Without the images, write out all of the following entries exactly.

————

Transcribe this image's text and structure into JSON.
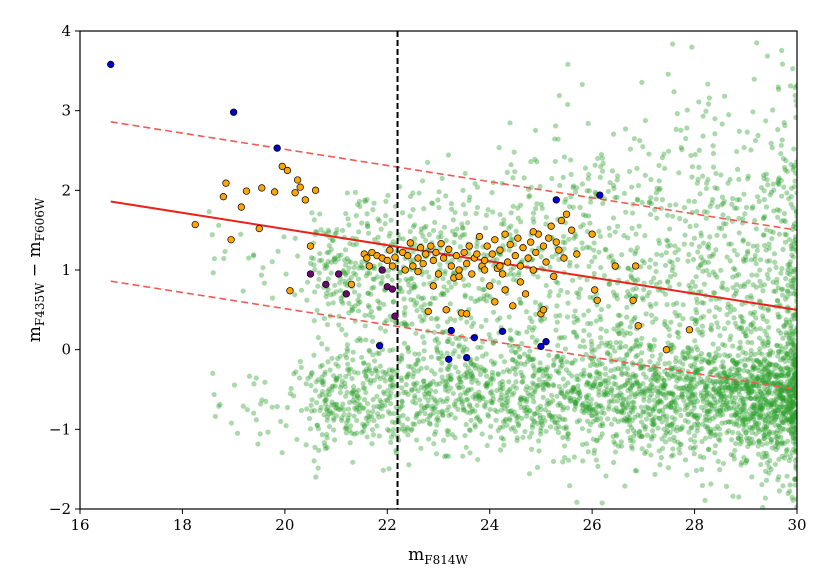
{
  "chart_data": {
    "type": "scatter",
    "title": "",
    "xlabel_main": "m",
    "xlabel_sub": "F814W",
    "ylabel_main_1": "m",
    "ylabel_sub_1": "F435W",
    "ylabel_minus": " − ",
    "ylabel_main_2": "m",
    "ylabel_sub_2": "F606W",
    "xlim": [
      16,
      30
    ],
    "ylim": [
      -2,
      4
    ],
    "xticks": [
      "16",
      "18",
      "20",
      "22",
      "24",
      "26",
      "28",
      "30"
    ],
    "yticks": [
      "−2",
      "−1",
      "0",
      "1",
      "2",
      "3",
      "4"
    ],
    "grid": false,
    "vline_x": 22.2,
    "lines": [
      {
        "style": "solid",
        "color": "#e8221d",
        "x": [
          16.6,
          30
        ],
        "y": [
          1.86,
          0.5
        ]
      },
      {
        "style": "dashed",
        "color": "#f05a55",
        "x": [
          16.6,
          30
        ],
        "y": [
          2.86,
          1.5
        ]
      },
      {
        "style": "dashed",
        "color": "#f05a55",
        "x": [
          16.6,
          30
        ],
        "y": [
          0.86,
          -0.5
        ]
      }
    ],
    "colors": {
      "background_points": "#2ca02c",
      "orange": "#ffa500",
      "blue": "#0000cd",
      "purple": "#6a0a6e",
      "vline": "#000000"
    },
    "series": [
      {
        "label": "blue",
        "points": [
          [
            16.6,
            3.58
          ],
          [
            19.0,
            2.98
          ],
          [
            19.85,
            2.53
          ],
          [
            21.85,
            0.05
          ],
          [
            23.2,
            -0.12
          ],
          [
            23.25,
            0.24
          ],
          [
            23.55,
            -0.1
          ],
          [
            23.7,
            0.15
          ],
          [
            24.25,
            0.23
          ],
          [
            25.0,
            0.04
          ],
          [
            25.1,
            0.1
          ],
          [
            25.3,
            1.88
          ],
          [
            26.15,
            1.94
          ]
        ]
      },
      {
        "label": "purple",
        "points": [
          [
            20.5,
            0.95
          ],
          [
            20.8,
            0.82
          ],
          [
            21.05,
            0.95
          ],
          [
            21.2,
            0.7
          ],
          [
            21.9,
            1.0
          ],
          [
            22.0,
            0.79
          ],
          [
            22.1,
            0.76
          ],
          [
            22.15,
            0.42
          ]
        ]
      },
      {
        "label": "orange",
        "points": [
          [
            18.25,
            1.57
          ],
          [
            18.8,
            1.92
          ],
          [
            18.85,
            2.09
          ],
          [
            18.95,
            1.38
          ],
          [
            19.15,
            1.79
          ],
          [
            19.25,
            1.99
          ],
          [
            19.5,
            1.52
          ],
          [
            19.55,
            2.03
          ],
          [
            19.8,
            1.98
          ],
          [
            19.95,
            2.3
          ],
          [
            20.05,
            2.25
          ],
          [
            20.1,
            0.74
          ],
          [
            20.2,
            1.97
          ],
          [
            20.25,
            2.13
          ],
          [
            20.3,
            2.04
          ],
          [
            20.4,
            1.88
          ],
          [
            20.5,
            1.3
          ],
          [
            20.6,
            2.0
          ],
          [
            21.3,
            0.82
          ],
          [
            21.55,
            1.2
          ],
          [
            21.6,
            1.15
          ],
          [
            21.65,
            1.05
          ],
          [
            21.7,
            1.22
          ],
          [
            21.8,
            1.18
          ],
          [
            21.9,
            1.15
          ],
          [
            22.0,
            1.12
          ],
          [
            22.05,
            1.25
          ],
          [
            22.1,
            1.05
          ],
          [
            22.15,
            1.16
          ],
          [
            22.3,
            1.22
          ],
          [
            22.35,
            1.0
          ],
          [
            22.45,
            1.34
          ],
          [
            22.5,
            1.05
          ],
          [
            22.6,
            1.15
          ],
          [
            22.65,
            1.28
          ],
          [
            22.7,
            1.08
          ],
          [
            22.75,
            1.2
          ],
          [
            22.8,
            0.48
          ],
          [
            22.85,
            1.3
          ],
          [
            22.9,
            1.12
          ],
          [
            22.95,
            1.22
          ],
          [
            23.0,
            0.95
          ],
          [
            23.05,
            1.33
          ],
          [
            23.1,
            1.15
          ],
          [
            23.15,
            0.5
          ],
          [
            23.2,
            1.26
          ],
          [
            23.25,
            1.05
          ],
          [
            23.3,
            0.9
          ],
          [
            23.35,
            1.18
          ],
          [
            23.4,
            1.0
          ],
          [
            23.45,
            0.46
          ],
          [
            23.5,
            1.22
          ],
          [
            23.55,
            1.08
          ],
          [
            23.6,
            1.3
          ],
          [
            23.65,
            0.95
          ],
          [
            23.7,
            1.15
          ],
          [
            23.75,
            1.2
          ],
          [
            23.8,
            1.42
          ],
          [
            23.85,
            1.05
          ],
          [
            23.9,
            1.12
          ],
          [
            23.95,
            1.3
          ],
          [
            24.0,
            0.8
          ],
          [
            24.05,
            1.2
          ],
          [
            24.1,
            1.38
          ],
          [
            24.15,
            1.02
          ],
          [
            24.2,
            1.25
          ],
          [
            24.25,
            0.95
          ],
          [
            24.3,
            1.45
          ],
          [
            24.35,
            1.1
          ],
          [
            24.4,
            1.32
          ],
          [
            24.45,
            0.55
          ],
          [
            24.5,
            1.18
          ],
          [
            24.55,
            1.4
          ],
          [
            24.6,
            1.05
          ],
          [
            24.65,
            1.28
          ],
          [
            24.7,
            0.7
          ],
          [
            24.75,
            1.15
          ],
          [
            24.8,
            1.35
          ],
          [
            24.85,
            1.0
          ],
          [
            24.9,
            1.22
          ],
          [
            24.95,
            1.45
          ],
          [
            25.0,
            0.45
          ],
          [
            25.05,
            1.3
          ],
          [
            25.1,
            1.1
          ],
          [
            25.15,
            1.4
          ],
          [
            25.2,
            1.55
          ],
          [
            25.25,
            0.92
          ],
          [
            25.3,
            1.35
          ],
          [
            25.35,
            1.25
          ],
          [
            25.4,
            1.62
          ],
          [
            25.45,
            1.15
          ],
          [
            25.5,
            1.7
          ],
          [
            25.6,
            1.5
          ],
          [
            25.7,
            1.2
          ],
          [
            26.0,
            1.45
          ],
          [
            26.05,
            0.75
          ],
          [
            26.1,
            0.62
          ],
          [
            26.45,
            1.05
          ],
          [
            26.8,
            0.62
          ],
          [
            26.85,
            1.05
          ],
          [
            26.9,
            0.3
          ],
          [
            27.45,
            0.0
          ],
          [
            27.9,
            0.25
          ],
          [
            22.6,
            0.98
          ],
          [
            23.4,
            0.92
          ],
          [
            24.1,
            0.6
          ],
          [
            24.3,
            0.75
          ],
          [
            24.6,
            0.85
          ],
          [
            23.9,
            1.0
          ],
          [
            22.9,
            0.8
          ],
          [
            23.55,
            0.45
          ],
          [
            24.85,
            1.48
          ],
          [
            25.05,
            0.5
          ],
          [
            22.4,
            1.18
          ],
          [
            24.2,
            1.05
          ]
        ]
      }
    ]
  }
}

————

◆ EXERCISE RESPONSE:
Transcribe this image's text and structure into JSON.
{
  "chart_data": {
    "type": "scatter",
    "title": "",
    "xlabel_main": "m",
    "xlabel_sub": "F814W",
    "ylabel_main_1": "m",
    "ylabel_sub_1": "F435W",
    "ylabel_minus": " − ",
    "ylabel_main_2": "m",
    "ylabel_sub_2": "F606W",
    "xlim": [
      16,
      30
    ],
    "ylim": [
      -2,
      4
    ],
    "xticks": [
      "16",
      "18",
      "20",
      "22",
      "24",
      "26",
      "28",
      "30"
    ],
    "yticks": [
      "−2",
      "−1",
      "0",
      "1",
      "2",
      "3",
      "4"
    ],
    "grid": false,
    "vline_x": 22.2,
    "lines": [
      {
        "style": "solid",
        "color": "#e8221d",
        "x": [
          16.6,
          30
        ],
        "y": [
          1.86,
          0.5
        ]
      },
      {
        "style": "dashed",
        "color": "#f05a55",
        "x": [
          16.6,
          30
        ],
        "y": [
          2.86,
          1.5
        ]
      },
      {
        "style": "dashed",
        "color": "#f05a55",
        "x": [
          16.6,
          30
        ],
        "y": [
          0.86,
          -0.5
        ]
      }
    ],
    "colors": {
      "background_points": "#2ca02c",
      "orange": "#ffa500",
      "blue": "#0000cd",
      "purple": "#6a0a6e",
      "vline": "#000000"
    },
    "series": [
      {
        "label": "blue",
        "points": [
          [
            16.6,
            3.58
          ],
          [
            19.0,
            2.98
          ],
          [
            19.85,
            2.53
          ],
          [
            21.85,
            0.05
          ],
          [
            23.2,
            -0.12
          ],
          [
            23.25,
            0.24
          ],
          [
            23.55,
            -0.1
          ],
          [
            23.7,
            0.15
          ],
          [
            24.25,
            0.23
          ],
          [
            25.0,
            0.04
          ],
          [
            25.1,
            0.1
          ],
          [
            25.3,
            1.88
          ],
          [
            26.15,
            1.94
          ]
        ]
      },
      {
        "label": "purple",
        "points": [
          [
            20.5,
            0.95
          ],
          [
            20.8,
            0.82
          ],
          [
            21.05,
            0.95
          ],
          [
            21.2,
            0.7
          ],
          [
            21.9,
            1.0
          ],
          [
            22.0,
            0.79
          ],
          [
            22.1,
            0.76
          ],
          [
            22.15,
            0.42
          ]
        ]
      },
      {
        "label": "orange",
        "points": [
          [
            18.25,
            1.57
          ],
          [
            18.8,
            1.92
          ],
          [
            18.85,
            2.09
          ],
          [
            18.95,
            1.38
          ],
          [
            19.15,
            1.79
          ],
          [
            19.25,
            1.99
          ],
          [
            19.5,
            1.52
          ],
          [
            19.55,
            2.03
          ],
          [
            19.8,
            1.98
          ],
          [
            19.95,
            2.3
          ],
          [
            20.05,
            2.25
          ],
          [
            20.1,
            0.74
          ],
          [
            20.2,
            1.97
          ],
          [
            20.25,
            2.13
          ],
          [
            20.3,
            2.04
          ],
          [
            20.4,
            1.88
          ],
          [
            20.5,
            1.3
          ],
          [
            20.6,
            2.0
          ],
          [
            21.3,
            0.82
          ],
          [
            21.55,
            1.2
          ],
          [
            21.6,
            1.15
          ],
          [
            21.65,
            1.05
          ],
          [
            21.7,
            1.22
          ],
          [
            21.8,
            1.18
          ],
          [
            21.9,
            1.15
          ],
          [
            22.0,
            1.12
          ],
          [
            22.05,
            1.25
          ],
          [
            22.1,
            1.05
          ],
          [
            22.15,
            1.16
          ],
          [
            22.3,
            1.22
          ],
          [
            22.35,
            1.0
          ],
          [
            22.45,
            1.34
          ],
          [
            22.5,
            1.05
          ],
          [
            22.6,
            1.15
          ],
          [
            22.65,
            1.28
          ],
          [
            22.7,
            1.08
          ],
          [
            22.75,
            1.2
          ],
          [
            22.8,
            0.48
          ],
          [
            22.85,
            1.3
          ],
          [
            22.9,
            1.12
          ],
          [
            22.95,
            1.22
          ],
          [
            23.0,
            0.95
          ],
          [
            23.05,
            1.33
          ],
          [
            23.1,
            1.15
          ],
          [
            23.15,
            0.5
          ],
          [
            23.2,
            1.26
          ],
          [
            23.25,
            1.05
          ],
          [
            23.3,
            0.9
          ],
          [
            23.35,
            1.18
          ],
          [
            23.4,
            1.0
          ],
          [
            23.45,
            0.46
          ],
          [
            23.5,
            1.22
          ],
          [
            23.55,
            1.08
          ],
          [
            23.6,
            1.3
          ],
          [
            23.65,
            0.95
          ],
          [
            23.7,
            1.15
          ],
          [
            23.75,
            1.2
          ],
          [
            23.8,
            1.42
          ],
          [
            23.85,
            1.05
          ],
          [
            23.9,
            1.12
          ],
          [
            23.95,
            1.3
          ],
          [
            24.0,
            0.8
          ],
          [
            24.05,
            1.2
          ],
          [
            24.1,
            1.38
          ],
          [
            24.15,
            1.02
          ],
          [
            24.2,
            1.25
          ],
          [
            24.25,
            0.95
          ],
          [
            24.3,
            1.45
          ],
          [
            24.35,
            1.1
          ],
          [
            24.4,
            1.32
          ],
          [
            24.45,
            0.55
          ],
          [
            24.5,
            1.18
          ],
          [
            24.55,
            1.4
          ],
          [
            24.6,
            1.05
          ],
          [
            24.65,
            1.28
          ],
          [
            24.7,
            0.7
          ],
          [
            24.75,
            1.15
          ],
          [
            24.8,
            1.35
          ],
          [
            24.85,
            1.0
          ],
          [
            24.9,
            1.22
          ],
          [
            24.95,
            1.45
          ],
          [
            25.0,
            0.45
          ],
          [
            25.05,
            1.3
          ],
          [
            25.1,
            1.1
          ],
          [
            25.15,
            1.4
          ],
          [
            25.2,
            1.55
          ],
          [
            25.25,
            0.92
          ],
          [
            25.3,
            1.35
          ],
          [
            25.35,
            1.25
          ],
          [
            25.4,
            1.62
          ],
          [
            25.45,
            1.15
          ],
          [
            25.5,
            1.7
          ],
          [
            25.6,
            1.5
          ],
          [
            25.7,
            1.2
          ],
          [
            26.0,
            1.45
          ],
          [
            26.05,
            0.75
          ],
          [
            26.1,
            0.62
          ],
          [
            26.45,
            1.05
          ],
          [
            26.8,
            0.62
          ],
          [
            26.85,
            1.05
          ],
          [
            26.9,
            0.3
          ],
          [
            27.45,
            0.0
          ],
          [
            27.9,
            0.25
          ],
          [
            22.6,
            0.98
          ],
          [
            23.4,
            0.92
          ],
          [
            24.1,
            0.6
          ],
          [
            24.3,
            0.75
          ],
          [
            24.6,
            0.85
          ],
          [
            23.9,
            1.0
          ],
          [
            22.9,
            0.8
          ],
          [
            23.55,
            0.45
          ],
          [
            24.85,
            1.48
          ],
          [
            25.05,
            0.5
          ],
          [
            22.4,
            1.18
          ],
          [
            24.2,
            1.05
          ]
        ]
      }
    ]
  }
}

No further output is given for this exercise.